===== Source material =====

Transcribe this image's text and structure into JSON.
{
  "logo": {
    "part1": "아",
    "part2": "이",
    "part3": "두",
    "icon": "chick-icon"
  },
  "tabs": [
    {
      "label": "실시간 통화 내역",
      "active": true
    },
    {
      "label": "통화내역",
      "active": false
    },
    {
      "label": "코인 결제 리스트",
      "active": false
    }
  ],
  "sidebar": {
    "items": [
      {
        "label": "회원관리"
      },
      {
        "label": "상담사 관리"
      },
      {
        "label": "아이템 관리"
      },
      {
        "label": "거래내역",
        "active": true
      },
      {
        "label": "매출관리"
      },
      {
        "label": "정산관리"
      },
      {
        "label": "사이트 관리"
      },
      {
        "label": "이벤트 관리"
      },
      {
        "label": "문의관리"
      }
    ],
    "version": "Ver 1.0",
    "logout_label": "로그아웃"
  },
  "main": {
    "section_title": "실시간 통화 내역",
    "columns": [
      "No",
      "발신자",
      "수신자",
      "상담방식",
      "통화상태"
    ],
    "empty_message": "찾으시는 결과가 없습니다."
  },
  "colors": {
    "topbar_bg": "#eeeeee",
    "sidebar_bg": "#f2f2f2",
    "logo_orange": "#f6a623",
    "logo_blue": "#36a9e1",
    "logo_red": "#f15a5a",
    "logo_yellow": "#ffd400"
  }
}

=====

_Short task:_
Please quote the records above exactly, without skipping a line.

_Solved exercise:_
Transcribe this image's text and structure into JSON.
{
  "logo": {
    "part1": "아",
    "part2": "이",
    "part3": "두",
    "icon": "chick-icon"
  },
  "tabs": [
    {
      "label": "실시간 통화 내역",
      "active": true
    },
    {
      "label": "통화내역",
      "active": false
    },
    {
      "label": "코인 결제 리스트",
      "active": false
    }
  ],
  "sidebar": {
    "items": [
      {
        "label": "회원관리"
      },
      {
        "label": "상담사 관리"
      },
      {
        "label": "아이템 관리"
      },
      {
        "label": "거래내역",
        "active": true
      },
      {
        "label": "매출관리"
      },
      {
        "label": "정산관리"
      },
      {
        "label": "사이트 관리"
      },
      {
        "label": "이벤트 관리"
      },
      {
        "label": "문의관리"
      }
    ],
    "version": "Ver 1.0",
    "logout_label": "로그아웃"
  },
  "main": {
    "section_title": "실시간 통화 내역",
    "columns": [
      "No",
      "발신자",
      "수신자",
      "상담방식",
      "통화상태"
    ],
    "empty_message": "찾으시는 결과가 없습니다."
  },
  "colors": {
    "topbar_bg": "#eeeeee",
    "sidebar_bg": "#f2f2f2",
    "logo_orange": "#f6a623",
    "logo_blue": "#36a9e1",
    "logo_red": "#f15a5a",
    "logo_yellow": "#ffd400"
  }
}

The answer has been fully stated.